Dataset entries
========================

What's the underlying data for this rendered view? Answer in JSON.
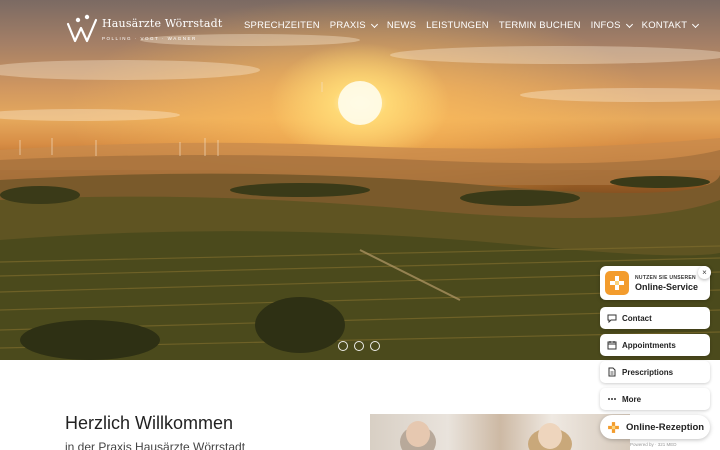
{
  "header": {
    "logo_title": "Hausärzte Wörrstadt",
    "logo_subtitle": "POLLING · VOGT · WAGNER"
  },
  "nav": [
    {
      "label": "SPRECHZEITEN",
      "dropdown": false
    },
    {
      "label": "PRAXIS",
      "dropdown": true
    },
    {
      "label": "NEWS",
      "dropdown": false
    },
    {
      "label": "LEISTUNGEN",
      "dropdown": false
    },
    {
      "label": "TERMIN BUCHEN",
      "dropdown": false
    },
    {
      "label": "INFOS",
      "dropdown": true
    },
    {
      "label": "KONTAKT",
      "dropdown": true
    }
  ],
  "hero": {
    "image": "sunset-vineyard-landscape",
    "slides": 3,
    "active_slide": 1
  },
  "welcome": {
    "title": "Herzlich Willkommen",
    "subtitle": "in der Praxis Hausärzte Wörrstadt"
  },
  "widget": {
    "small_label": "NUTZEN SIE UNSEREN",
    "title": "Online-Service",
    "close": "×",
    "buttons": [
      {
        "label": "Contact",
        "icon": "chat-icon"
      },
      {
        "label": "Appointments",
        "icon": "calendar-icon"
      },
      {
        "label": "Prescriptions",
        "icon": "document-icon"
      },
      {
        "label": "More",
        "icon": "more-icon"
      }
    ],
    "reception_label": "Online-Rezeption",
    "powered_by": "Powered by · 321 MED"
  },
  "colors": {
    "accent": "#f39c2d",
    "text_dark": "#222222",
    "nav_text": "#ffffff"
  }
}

========================

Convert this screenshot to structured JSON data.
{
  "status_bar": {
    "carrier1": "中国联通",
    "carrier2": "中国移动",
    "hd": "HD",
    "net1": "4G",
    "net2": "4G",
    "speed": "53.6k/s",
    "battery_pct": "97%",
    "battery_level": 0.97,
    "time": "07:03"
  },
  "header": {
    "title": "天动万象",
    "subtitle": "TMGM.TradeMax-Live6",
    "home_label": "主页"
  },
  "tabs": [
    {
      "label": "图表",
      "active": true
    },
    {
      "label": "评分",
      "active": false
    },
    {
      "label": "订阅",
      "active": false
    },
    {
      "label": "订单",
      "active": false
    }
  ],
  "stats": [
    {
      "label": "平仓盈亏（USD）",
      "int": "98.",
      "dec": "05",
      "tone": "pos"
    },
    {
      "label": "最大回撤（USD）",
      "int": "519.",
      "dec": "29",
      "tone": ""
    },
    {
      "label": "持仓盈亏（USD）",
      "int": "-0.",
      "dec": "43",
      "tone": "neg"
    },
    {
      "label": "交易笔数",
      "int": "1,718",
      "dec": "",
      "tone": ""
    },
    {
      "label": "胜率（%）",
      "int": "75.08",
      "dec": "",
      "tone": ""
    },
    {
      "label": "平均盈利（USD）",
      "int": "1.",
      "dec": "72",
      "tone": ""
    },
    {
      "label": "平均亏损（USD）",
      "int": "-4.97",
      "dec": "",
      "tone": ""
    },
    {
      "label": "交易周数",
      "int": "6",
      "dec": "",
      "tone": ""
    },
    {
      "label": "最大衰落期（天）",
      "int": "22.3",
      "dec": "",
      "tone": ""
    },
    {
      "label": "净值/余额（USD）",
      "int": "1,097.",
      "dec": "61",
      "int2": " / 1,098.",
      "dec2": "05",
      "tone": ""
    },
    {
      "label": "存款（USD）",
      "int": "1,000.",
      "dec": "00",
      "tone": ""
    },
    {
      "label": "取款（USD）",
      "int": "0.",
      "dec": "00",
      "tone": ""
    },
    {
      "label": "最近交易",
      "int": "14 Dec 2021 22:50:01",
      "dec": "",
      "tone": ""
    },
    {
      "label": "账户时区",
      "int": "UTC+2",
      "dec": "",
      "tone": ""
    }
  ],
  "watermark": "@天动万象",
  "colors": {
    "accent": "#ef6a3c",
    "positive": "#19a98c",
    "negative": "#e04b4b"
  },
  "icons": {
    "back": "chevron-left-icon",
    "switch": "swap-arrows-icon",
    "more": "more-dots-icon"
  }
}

========================

> [Brief]
From the entries above, select each line containing the string "JSON".

> [Result below]
What's the underlying data for this rendered view? Answer in JSON.
Convert this screenshot to structured JSON data.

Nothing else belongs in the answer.